● SHORT PROBLEM
List the lines of this listing that hold the word "region".
::::
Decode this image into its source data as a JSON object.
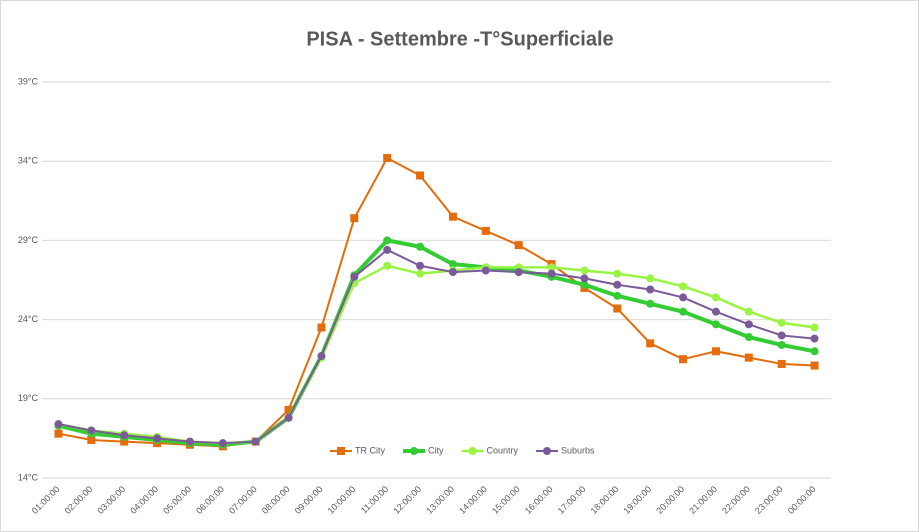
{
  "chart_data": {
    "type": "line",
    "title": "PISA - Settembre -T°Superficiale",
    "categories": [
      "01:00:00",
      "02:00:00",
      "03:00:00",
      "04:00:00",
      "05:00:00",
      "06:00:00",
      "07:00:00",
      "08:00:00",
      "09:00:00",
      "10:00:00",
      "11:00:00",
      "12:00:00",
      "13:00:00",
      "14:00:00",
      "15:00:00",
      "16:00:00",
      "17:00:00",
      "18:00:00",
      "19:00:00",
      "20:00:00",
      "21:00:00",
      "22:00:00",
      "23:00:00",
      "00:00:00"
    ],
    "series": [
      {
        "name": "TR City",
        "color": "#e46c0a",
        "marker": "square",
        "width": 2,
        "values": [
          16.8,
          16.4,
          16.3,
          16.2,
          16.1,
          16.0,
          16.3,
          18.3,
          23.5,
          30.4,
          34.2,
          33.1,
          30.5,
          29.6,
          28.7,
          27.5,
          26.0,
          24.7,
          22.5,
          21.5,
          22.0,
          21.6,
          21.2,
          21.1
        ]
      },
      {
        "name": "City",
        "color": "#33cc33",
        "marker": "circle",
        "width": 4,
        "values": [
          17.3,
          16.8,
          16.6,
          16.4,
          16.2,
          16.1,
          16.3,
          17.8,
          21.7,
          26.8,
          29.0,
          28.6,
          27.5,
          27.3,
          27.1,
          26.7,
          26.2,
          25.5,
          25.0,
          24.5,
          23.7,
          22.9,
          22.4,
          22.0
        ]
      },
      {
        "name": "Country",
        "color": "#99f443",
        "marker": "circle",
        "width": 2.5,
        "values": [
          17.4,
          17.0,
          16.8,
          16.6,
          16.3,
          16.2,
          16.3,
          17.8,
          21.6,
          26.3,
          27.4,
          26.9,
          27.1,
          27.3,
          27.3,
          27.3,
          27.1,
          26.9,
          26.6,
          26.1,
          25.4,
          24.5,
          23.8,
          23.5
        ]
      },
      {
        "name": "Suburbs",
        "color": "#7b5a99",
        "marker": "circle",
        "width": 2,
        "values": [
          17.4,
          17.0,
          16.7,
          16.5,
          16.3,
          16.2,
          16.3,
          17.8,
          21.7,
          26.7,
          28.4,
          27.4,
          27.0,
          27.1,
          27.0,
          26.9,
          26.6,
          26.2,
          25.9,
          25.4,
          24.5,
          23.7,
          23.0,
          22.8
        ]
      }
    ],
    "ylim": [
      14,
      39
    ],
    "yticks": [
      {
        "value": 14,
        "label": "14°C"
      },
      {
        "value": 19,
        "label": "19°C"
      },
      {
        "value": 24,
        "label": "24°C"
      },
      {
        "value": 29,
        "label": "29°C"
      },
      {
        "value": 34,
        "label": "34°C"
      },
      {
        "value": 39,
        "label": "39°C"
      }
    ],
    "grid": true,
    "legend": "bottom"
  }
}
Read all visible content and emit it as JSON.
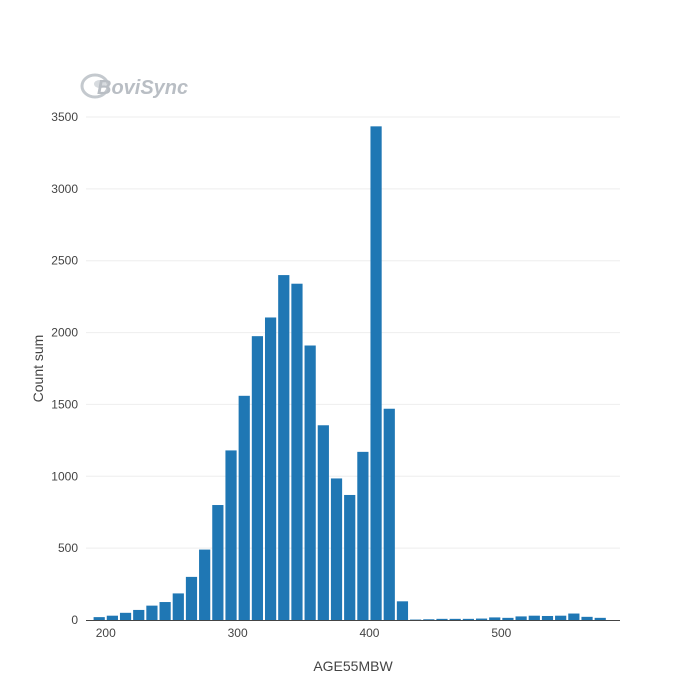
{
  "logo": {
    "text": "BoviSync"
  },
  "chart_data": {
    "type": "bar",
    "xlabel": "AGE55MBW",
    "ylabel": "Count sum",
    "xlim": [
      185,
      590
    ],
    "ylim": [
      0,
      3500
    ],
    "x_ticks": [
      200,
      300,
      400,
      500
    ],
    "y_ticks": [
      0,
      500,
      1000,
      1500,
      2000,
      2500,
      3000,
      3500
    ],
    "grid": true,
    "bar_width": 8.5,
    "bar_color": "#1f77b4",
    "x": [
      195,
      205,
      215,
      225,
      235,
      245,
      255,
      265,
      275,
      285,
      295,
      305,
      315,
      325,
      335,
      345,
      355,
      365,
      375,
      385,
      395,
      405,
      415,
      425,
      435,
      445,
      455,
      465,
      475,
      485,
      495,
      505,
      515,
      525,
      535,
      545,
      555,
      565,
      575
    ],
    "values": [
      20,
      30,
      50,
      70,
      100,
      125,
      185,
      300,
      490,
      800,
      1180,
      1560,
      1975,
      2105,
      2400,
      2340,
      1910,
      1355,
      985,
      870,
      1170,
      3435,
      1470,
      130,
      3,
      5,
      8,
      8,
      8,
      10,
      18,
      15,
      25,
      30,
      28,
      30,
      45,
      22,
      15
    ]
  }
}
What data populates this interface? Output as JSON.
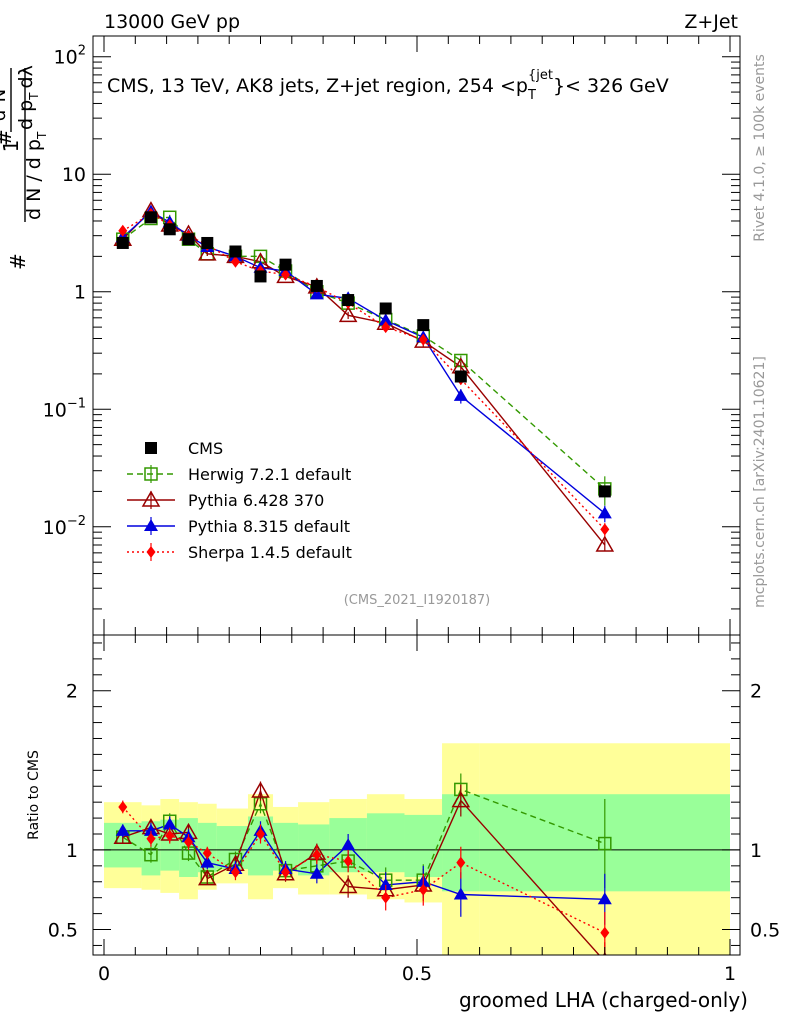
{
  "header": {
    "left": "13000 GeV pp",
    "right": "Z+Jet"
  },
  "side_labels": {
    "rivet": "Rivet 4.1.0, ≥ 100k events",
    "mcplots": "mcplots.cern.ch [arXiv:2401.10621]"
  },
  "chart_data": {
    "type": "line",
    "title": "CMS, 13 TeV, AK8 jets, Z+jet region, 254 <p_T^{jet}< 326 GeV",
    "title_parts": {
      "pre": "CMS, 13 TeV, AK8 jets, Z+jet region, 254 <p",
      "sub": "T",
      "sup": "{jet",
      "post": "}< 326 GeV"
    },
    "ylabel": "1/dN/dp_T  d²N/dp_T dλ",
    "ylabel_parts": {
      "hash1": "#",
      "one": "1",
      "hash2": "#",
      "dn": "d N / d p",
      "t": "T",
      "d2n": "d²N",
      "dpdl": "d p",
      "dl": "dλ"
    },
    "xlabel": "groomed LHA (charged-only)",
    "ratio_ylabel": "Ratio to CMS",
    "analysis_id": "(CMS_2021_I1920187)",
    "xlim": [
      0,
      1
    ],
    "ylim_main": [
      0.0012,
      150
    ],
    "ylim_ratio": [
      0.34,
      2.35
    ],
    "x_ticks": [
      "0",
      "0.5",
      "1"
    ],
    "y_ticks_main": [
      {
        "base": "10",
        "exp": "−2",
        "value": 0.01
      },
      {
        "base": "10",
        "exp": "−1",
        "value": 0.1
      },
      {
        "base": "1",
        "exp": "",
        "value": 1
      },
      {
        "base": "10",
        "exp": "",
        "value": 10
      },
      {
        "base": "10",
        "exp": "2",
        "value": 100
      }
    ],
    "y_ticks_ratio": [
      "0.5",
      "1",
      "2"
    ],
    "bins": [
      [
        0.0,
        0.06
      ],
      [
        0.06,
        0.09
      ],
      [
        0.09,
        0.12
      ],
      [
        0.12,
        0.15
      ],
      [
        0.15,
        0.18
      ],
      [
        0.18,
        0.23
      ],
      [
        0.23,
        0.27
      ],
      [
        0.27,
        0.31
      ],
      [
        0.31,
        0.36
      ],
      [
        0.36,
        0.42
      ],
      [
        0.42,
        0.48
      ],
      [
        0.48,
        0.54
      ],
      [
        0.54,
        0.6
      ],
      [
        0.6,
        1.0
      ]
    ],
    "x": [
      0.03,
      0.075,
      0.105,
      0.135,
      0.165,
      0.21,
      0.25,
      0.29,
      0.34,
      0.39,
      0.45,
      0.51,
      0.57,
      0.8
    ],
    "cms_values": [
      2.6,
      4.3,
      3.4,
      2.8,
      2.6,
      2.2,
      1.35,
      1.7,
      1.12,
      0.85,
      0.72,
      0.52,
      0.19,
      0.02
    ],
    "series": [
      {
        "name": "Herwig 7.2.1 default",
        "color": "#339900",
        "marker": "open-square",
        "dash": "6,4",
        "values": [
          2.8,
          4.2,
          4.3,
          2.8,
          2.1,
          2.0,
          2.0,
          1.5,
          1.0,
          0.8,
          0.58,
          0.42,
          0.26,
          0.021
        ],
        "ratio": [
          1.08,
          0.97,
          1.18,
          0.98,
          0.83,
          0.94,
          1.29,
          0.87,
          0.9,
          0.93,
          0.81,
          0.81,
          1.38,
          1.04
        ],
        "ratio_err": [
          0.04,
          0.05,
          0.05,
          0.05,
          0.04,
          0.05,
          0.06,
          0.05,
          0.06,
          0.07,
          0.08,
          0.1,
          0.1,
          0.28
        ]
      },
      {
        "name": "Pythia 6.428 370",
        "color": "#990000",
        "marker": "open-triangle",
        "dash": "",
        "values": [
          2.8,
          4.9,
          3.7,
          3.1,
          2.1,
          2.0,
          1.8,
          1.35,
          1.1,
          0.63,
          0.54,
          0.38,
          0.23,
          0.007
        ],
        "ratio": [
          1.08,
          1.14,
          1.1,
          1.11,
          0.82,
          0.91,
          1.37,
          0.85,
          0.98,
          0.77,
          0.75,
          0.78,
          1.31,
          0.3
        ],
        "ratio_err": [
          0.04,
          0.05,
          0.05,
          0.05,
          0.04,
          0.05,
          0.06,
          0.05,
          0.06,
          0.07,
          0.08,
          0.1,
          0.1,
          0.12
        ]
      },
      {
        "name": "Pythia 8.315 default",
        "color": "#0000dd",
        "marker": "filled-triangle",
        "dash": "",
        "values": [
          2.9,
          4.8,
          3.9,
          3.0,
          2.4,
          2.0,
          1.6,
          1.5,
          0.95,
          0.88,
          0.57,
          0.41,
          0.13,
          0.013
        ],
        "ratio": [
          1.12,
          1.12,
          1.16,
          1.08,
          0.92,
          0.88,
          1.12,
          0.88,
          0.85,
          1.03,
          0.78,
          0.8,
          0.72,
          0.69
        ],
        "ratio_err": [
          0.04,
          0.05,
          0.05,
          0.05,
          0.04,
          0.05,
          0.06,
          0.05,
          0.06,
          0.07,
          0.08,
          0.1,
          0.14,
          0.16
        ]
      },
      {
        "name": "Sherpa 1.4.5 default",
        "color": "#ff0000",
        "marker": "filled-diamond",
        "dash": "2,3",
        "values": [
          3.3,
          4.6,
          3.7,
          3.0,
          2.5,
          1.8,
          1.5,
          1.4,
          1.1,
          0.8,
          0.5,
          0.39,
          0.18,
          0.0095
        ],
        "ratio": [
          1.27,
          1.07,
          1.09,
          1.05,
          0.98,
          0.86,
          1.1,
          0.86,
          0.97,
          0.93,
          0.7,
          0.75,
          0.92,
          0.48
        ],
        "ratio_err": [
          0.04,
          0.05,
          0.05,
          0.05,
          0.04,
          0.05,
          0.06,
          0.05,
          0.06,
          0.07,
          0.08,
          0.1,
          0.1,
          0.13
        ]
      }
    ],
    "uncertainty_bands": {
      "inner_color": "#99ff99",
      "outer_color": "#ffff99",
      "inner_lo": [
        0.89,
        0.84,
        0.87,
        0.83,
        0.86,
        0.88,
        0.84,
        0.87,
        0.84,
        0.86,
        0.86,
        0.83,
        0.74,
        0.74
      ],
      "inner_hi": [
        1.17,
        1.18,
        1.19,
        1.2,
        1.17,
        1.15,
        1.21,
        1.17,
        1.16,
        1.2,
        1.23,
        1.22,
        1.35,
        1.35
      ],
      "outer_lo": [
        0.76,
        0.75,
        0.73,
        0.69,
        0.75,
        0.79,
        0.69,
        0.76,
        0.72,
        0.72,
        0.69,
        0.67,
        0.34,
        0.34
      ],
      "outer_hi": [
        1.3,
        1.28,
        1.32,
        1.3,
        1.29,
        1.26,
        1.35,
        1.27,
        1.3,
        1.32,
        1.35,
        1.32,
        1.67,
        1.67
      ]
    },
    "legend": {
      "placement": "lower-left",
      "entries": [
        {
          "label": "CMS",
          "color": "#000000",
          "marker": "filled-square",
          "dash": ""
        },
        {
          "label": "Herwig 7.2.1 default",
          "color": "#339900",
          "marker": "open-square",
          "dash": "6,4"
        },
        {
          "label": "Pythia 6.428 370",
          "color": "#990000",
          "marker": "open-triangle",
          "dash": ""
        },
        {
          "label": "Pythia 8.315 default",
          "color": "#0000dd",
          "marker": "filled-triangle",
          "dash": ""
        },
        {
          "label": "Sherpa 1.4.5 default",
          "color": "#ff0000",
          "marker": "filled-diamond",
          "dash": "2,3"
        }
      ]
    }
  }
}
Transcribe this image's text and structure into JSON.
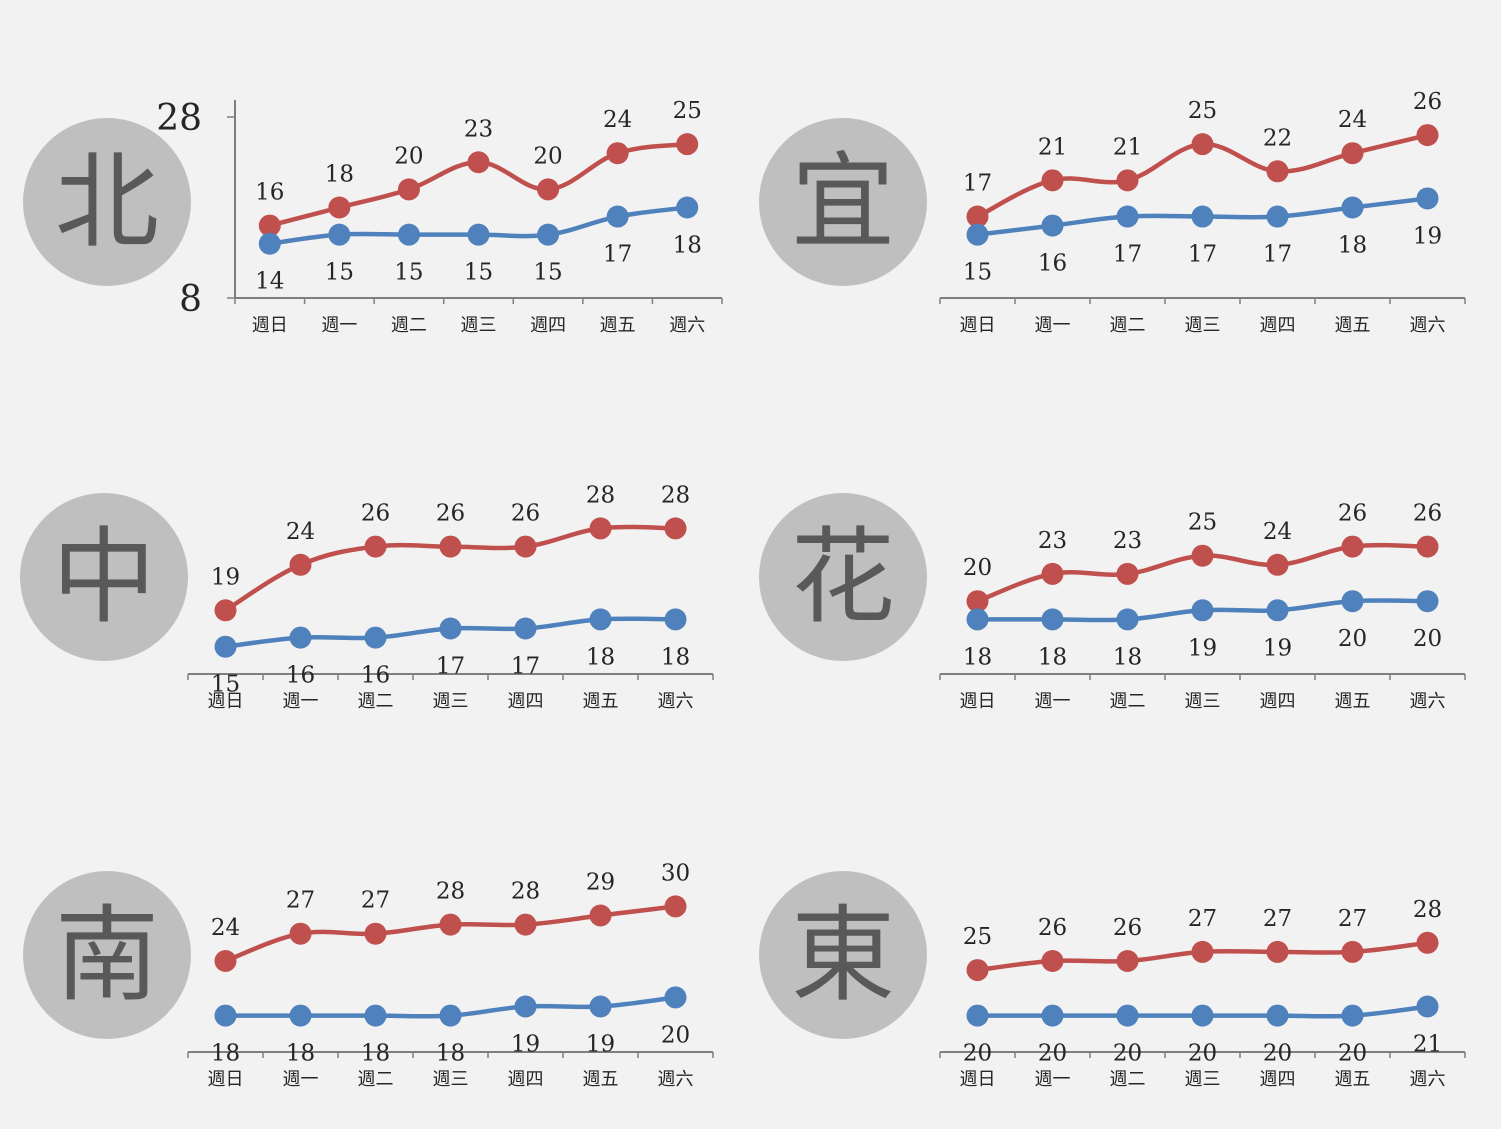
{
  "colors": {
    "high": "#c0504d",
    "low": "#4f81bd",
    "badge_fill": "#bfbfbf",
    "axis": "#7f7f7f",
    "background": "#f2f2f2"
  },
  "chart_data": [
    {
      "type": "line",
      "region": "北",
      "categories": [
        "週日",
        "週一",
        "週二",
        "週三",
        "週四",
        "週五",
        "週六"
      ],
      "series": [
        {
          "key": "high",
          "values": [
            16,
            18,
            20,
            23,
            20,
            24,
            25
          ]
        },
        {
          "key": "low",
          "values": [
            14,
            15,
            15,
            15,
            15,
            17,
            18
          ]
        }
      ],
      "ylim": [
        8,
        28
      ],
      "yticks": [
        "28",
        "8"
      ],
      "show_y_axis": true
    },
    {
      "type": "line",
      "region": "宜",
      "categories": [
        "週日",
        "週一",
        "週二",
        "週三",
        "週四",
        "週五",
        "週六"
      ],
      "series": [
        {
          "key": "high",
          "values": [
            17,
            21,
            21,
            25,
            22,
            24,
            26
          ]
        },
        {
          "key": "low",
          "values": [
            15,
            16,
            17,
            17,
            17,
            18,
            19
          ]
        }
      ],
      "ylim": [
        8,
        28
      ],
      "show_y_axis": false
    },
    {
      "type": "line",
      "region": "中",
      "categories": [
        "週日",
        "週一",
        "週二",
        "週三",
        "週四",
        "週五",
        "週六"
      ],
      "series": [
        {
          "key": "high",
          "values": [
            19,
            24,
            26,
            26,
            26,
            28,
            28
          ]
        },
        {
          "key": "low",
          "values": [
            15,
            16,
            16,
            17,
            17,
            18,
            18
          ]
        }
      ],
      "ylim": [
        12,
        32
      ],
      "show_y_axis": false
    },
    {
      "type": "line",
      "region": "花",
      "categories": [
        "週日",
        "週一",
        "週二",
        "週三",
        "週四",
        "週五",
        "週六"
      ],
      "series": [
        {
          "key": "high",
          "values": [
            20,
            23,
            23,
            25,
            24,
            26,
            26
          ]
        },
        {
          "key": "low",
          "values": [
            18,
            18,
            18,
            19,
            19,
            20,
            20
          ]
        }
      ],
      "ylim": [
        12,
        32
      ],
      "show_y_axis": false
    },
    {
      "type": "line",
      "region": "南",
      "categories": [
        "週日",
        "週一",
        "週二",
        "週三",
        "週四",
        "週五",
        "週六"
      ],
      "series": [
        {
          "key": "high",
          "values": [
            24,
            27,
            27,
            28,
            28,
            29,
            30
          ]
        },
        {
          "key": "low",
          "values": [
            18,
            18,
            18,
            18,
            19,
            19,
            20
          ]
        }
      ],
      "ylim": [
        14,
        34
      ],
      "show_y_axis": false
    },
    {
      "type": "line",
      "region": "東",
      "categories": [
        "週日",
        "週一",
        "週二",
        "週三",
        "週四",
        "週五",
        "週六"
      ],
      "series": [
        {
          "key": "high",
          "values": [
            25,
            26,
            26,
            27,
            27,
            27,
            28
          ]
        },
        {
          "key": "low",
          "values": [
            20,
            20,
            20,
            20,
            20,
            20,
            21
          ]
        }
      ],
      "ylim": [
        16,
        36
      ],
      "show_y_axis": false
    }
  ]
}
::::
● THE RESULT
    "title": "CMS, 13 TeV, AK8 jets, Z+jet region, 254 <p_T^{jet}< 326 GeV",
      "pre": "CMS, 13 TeV, AK8 jets, Z+jet region, 254 <p",
      "region": "北",
      "region": "宜",
      "region": "中",
      "region": "花",
      "region": "南",
      "region": "東",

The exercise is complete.